* BEGIN Extracted material *
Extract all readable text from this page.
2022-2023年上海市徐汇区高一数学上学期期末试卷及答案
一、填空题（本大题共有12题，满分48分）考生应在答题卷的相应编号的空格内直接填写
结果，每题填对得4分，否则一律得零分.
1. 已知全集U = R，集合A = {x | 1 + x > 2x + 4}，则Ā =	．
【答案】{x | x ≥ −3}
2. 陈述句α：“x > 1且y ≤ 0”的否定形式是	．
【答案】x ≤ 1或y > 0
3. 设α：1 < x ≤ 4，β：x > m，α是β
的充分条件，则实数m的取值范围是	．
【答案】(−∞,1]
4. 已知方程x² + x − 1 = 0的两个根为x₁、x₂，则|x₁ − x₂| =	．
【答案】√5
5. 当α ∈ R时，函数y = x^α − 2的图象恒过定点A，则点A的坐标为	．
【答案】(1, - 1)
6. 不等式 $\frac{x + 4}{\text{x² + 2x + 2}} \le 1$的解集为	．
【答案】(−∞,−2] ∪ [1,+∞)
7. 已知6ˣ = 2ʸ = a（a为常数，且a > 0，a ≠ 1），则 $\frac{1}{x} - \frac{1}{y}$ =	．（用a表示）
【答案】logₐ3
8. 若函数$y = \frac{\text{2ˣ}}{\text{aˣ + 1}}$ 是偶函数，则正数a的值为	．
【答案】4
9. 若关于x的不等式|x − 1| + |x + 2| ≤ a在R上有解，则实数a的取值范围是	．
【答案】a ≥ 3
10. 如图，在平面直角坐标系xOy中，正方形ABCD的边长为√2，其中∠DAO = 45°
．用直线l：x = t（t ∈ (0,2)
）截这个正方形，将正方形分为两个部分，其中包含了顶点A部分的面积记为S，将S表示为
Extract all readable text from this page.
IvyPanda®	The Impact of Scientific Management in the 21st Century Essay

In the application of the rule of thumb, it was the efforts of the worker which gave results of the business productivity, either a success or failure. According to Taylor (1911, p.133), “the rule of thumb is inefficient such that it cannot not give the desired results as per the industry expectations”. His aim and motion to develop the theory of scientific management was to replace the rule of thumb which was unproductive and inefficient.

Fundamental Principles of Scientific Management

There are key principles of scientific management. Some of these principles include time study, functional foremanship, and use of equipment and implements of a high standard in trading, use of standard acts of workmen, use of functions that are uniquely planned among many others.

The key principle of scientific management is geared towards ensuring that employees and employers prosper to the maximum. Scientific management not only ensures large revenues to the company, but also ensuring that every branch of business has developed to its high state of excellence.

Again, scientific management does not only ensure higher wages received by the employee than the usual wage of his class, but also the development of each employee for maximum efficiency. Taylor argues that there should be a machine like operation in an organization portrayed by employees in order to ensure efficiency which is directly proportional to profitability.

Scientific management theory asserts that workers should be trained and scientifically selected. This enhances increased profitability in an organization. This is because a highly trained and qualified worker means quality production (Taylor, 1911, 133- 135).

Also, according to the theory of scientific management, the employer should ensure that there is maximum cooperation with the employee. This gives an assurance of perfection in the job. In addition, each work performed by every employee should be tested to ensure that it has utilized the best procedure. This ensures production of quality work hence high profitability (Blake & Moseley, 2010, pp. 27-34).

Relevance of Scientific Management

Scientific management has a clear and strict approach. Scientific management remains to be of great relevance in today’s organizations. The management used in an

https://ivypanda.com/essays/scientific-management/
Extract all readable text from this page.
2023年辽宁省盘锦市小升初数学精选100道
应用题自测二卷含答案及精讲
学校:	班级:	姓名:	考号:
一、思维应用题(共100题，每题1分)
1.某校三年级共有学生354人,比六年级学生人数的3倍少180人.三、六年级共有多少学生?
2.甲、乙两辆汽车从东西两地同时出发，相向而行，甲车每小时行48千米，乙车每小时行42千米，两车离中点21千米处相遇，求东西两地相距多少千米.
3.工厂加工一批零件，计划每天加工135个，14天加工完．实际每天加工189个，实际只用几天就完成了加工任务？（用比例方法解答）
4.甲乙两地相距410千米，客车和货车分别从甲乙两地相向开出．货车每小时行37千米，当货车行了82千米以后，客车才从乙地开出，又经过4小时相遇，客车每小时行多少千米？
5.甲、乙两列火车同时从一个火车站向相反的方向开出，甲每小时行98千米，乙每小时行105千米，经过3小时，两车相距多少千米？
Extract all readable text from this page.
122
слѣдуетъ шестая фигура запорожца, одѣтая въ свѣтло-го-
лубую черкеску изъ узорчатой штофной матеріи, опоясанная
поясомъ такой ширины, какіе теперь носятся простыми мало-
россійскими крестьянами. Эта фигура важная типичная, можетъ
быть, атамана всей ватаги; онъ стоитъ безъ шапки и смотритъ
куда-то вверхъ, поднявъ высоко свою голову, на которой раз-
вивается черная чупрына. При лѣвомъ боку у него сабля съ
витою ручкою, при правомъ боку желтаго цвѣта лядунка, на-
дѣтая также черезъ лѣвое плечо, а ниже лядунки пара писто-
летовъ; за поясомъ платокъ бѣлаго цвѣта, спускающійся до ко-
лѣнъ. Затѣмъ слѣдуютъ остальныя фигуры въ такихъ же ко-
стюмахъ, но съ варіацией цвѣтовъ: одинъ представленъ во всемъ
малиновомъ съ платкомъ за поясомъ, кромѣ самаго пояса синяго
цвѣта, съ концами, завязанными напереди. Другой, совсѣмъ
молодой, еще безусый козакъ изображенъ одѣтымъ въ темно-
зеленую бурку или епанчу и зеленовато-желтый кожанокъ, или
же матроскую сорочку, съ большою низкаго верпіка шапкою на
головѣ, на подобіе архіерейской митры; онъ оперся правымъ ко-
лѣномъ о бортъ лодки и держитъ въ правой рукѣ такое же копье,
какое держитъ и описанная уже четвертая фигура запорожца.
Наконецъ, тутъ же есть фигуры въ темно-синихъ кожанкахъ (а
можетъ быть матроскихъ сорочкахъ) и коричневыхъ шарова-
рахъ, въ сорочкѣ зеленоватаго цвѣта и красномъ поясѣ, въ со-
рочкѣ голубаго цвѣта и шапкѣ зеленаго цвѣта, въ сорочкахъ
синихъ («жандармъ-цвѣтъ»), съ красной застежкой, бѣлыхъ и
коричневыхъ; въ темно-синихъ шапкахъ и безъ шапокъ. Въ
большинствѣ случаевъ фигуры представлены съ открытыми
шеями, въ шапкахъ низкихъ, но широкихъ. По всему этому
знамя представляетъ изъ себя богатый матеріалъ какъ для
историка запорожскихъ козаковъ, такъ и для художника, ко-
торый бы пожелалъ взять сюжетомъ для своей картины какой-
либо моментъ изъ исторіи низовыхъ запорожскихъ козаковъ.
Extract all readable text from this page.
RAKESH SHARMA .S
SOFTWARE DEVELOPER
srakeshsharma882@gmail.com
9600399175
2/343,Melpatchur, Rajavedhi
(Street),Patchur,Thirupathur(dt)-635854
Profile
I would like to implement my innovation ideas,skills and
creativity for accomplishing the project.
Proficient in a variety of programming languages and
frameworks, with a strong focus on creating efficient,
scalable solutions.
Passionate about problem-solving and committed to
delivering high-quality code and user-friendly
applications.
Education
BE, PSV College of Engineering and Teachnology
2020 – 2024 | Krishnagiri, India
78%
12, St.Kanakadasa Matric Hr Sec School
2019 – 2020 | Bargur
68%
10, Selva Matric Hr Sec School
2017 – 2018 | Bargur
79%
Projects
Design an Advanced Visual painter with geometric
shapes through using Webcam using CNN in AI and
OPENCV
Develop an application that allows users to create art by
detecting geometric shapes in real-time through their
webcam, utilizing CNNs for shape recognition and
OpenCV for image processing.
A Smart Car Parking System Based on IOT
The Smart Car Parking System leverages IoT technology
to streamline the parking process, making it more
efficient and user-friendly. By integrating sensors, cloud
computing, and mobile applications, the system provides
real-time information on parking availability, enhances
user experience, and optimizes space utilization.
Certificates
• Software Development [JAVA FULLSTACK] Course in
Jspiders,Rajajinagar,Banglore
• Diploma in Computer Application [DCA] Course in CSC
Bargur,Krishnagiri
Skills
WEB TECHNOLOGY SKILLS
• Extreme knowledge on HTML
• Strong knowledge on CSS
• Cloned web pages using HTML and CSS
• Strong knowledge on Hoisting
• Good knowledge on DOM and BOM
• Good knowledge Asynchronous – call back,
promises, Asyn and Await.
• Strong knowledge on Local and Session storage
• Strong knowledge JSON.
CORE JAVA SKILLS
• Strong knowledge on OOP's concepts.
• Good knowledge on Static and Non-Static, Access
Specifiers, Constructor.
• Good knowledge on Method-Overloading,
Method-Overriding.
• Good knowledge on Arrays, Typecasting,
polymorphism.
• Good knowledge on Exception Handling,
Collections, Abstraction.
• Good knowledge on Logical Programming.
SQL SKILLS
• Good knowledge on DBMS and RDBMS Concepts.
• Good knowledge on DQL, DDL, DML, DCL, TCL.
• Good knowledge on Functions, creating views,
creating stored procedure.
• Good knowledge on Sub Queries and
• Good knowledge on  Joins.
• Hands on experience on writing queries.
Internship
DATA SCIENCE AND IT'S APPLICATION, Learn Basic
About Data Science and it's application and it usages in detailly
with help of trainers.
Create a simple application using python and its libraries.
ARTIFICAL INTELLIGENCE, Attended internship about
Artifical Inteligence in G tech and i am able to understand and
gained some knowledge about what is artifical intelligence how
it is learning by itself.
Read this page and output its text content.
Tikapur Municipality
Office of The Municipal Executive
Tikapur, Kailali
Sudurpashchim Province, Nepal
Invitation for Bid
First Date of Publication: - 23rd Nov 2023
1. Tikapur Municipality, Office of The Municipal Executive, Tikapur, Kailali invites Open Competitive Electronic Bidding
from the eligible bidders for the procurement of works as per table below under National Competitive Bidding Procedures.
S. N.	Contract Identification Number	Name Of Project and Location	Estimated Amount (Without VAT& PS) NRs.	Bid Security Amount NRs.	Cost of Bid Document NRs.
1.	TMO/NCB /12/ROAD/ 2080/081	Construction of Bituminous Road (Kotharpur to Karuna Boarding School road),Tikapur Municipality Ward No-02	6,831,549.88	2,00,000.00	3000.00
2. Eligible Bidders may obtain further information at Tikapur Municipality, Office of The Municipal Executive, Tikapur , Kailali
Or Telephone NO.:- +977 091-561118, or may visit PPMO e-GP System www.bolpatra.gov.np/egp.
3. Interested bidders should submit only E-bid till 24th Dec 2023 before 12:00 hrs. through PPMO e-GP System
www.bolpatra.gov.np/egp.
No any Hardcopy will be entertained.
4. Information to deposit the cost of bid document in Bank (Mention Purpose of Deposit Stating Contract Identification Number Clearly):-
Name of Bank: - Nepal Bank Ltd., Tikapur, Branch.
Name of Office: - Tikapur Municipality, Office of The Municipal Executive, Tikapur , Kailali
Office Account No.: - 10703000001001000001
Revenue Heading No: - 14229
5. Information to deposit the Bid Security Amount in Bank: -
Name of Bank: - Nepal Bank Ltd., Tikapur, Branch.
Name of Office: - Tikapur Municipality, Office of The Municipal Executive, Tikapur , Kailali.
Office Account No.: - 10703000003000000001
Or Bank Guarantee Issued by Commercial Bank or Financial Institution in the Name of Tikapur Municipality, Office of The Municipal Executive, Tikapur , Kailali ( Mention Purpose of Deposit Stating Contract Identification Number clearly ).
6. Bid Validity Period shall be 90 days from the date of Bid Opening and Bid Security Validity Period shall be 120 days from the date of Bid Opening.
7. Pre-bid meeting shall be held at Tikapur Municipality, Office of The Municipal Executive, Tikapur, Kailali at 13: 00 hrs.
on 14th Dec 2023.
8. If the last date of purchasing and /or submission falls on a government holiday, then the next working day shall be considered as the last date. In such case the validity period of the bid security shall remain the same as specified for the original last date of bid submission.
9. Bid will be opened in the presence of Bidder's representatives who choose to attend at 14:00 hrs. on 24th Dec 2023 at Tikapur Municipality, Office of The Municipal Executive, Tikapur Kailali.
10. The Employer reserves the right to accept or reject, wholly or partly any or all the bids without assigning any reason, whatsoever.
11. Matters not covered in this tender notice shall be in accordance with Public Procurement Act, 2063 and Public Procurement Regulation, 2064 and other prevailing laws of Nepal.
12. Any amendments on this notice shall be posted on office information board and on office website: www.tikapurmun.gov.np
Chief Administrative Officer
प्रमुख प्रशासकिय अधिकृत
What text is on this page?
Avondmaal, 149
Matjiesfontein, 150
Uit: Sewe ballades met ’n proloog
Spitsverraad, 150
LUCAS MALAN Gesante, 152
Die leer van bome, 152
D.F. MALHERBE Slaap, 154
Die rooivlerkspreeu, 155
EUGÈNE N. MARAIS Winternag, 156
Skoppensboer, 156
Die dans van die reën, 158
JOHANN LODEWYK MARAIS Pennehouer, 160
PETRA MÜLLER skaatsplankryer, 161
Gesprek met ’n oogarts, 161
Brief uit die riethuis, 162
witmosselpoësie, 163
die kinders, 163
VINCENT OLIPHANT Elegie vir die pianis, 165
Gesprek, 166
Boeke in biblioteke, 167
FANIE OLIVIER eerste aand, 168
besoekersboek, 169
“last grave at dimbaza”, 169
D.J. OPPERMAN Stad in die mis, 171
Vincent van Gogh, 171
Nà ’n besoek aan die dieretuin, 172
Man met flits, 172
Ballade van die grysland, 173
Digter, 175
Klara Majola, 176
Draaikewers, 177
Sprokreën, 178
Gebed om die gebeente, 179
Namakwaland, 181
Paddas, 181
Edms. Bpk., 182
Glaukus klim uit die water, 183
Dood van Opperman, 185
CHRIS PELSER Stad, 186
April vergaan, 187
* END Extracted material *
-- To do --
Give every line of the material that includes the string "темно".

-- Finished task --
молодой, еще безусый козакъ изображенъ одѣтымъ въ темно-
Наконецъ, тутъ же есть фигуры въ темно-синихъ кожанкахъ (а
коричневыхъ; въ темно-синихъ шапкахъ и безъ шапокъ. Въ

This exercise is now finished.